**Data entries:**
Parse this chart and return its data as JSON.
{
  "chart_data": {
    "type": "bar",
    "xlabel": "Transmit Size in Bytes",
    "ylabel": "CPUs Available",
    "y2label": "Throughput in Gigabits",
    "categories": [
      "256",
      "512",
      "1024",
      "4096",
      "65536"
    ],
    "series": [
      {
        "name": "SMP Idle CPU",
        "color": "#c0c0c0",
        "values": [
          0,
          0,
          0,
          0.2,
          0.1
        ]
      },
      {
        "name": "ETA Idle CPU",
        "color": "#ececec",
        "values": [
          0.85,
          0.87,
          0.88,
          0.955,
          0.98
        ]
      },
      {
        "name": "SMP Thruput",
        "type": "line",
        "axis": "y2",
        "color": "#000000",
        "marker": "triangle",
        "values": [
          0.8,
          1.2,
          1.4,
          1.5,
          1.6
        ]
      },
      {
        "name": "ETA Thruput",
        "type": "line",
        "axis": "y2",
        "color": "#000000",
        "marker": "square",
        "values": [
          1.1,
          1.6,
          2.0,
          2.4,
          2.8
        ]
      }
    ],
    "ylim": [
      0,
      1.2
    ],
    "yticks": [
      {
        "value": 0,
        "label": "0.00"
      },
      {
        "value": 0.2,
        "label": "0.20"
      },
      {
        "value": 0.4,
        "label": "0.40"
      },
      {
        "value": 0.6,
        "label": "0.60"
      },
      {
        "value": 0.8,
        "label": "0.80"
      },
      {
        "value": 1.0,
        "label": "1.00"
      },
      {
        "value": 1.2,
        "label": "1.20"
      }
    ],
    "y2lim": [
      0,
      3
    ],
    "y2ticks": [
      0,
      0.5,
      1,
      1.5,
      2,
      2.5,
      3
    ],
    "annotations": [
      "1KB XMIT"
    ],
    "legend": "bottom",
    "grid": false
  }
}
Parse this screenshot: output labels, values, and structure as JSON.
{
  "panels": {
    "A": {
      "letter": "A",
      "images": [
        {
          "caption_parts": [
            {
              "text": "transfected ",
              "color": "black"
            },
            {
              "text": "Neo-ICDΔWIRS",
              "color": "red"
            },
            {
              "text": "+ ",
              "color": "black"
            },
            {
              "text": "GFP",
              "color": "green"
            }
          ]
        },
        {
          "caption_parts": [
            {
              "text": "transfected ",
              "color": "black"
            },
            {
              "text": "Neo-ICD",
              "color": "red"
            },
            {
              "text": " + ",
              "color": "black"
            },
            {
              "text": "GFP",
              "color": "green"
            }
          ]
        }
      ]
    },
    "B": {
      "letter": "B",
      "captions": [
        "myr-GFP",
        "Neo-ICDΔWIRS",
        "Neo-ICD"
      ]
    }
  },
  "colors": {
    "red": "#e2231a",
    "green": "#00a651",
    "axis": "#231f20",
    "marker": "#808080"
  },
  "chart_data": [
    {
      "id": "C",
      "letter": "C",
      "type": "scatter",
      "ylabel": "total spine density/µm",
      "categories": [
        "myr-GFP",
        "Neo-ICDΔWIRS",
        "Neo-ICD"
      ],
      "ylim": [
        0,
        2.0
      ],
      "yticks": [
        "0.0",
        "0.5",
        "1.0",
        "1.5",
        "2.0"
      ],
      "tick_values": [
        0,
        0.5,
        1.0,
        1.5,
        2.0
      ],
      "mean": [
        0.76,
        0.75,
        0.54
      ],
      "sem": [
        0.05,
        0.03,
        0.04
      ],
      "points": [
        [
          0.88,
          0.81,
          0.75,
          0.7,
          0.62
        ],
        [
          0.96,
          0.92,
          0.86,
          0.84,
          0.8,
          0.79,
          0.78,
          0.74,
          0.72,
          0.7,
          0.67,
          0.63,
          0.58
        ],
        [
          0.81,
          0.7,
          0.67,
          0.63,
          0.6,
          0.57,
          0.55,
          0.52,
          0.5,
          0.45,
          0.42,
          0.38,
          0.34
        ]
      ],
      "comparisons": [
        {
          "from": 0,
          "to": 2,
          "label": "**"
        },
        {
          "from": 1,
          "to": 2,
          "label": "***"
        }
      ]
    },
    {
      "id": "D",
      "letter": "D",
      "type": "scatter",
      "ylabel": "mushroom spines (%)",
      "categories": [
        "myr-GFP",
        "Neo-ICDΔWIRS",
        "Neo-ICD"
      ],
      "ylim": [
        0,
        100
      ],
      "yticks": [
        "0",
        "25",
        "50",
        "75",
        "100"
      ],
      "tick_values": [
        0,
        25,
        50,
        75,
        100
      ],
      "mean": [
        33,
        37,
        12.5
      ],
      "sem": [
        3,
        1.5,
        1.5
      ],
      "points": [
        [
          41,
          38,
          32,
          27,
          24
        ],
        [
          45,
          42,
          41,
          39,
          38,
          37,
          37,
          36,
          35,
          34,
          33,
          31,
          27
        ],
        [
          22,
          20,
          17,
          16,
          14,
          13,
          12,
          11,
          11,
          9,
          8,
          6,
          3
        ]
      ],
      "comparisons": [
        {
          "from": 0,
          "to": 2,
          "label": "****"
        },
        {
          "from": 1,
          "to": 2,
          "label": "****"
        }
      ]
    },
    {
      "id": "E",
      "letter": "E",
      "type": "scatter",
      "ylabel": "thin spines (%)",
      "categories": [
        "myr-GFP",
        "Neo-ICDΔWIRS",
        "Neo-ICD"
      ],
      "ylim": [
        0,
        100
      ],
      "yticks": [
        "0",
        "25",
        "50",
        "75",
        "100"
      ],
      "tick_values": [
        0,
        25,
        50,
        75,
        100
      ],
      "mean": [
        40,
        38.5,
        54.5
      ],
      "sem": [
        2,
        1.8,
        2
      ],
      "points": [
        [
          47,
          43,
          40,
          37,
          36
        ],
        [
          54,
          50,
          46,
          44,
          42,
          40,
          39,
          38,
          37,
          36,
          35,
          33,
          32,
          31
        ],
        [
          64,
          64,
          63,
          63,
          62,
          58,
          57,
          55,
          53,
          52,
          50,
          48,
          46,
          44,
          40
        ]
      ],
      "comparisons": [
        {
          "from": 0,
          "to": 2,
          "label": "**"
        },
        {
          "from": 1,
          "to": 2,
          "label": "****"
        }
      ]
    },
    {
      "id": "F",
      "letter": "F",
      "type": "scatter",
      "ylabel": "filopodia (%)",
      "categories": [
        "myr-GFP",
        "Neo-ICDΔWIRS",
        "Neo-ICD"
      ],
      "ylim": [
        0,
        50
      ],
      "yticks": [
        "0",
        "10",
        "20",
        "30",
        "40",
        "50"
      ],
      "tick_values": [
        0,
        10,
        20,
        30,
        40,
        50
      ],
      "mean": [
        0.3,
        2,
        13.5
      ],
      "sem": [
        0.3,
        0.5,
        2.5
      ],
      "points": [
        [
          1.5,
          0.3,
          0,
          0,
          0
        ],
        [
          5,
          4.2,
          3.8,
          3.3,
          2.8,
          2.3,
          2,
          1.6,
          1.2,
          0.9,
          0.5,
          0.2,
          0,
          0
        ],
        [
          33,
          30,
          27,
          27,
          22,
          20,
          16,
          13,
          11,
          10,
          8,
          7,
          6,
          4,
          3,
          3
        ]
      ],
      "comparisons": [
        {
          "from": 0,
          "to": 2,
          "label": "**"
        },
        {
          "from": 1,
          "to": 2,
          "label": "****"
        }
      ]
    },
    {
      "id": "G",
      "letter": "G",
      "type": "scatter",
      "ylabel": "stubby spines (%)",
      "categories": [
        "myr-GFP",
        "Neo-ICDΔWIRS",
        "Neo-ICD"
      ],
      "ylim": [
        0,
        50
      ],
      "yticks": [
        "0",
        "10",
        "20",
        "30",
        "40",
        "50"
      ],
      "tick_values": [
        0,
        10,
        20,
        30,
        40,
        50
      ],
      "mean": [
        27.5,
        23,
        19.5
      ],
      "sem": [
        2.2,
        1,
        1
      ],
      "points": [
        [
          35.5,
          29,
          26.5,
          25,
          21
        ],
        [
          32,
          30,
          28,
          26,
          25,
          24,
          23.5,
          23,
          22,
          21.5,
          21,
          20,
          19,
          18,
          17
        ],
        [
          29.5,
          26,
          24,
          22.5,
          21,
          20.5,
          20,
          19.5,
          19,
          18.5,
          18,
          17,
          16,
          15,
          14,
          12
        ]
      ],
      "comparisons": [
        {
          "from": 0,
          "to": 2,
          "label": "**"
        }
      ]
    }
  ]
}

**What to produce:** Tally how many lines of the material contain the word "spines". The answer must be the number and nothing else.

**Output of the task:** 3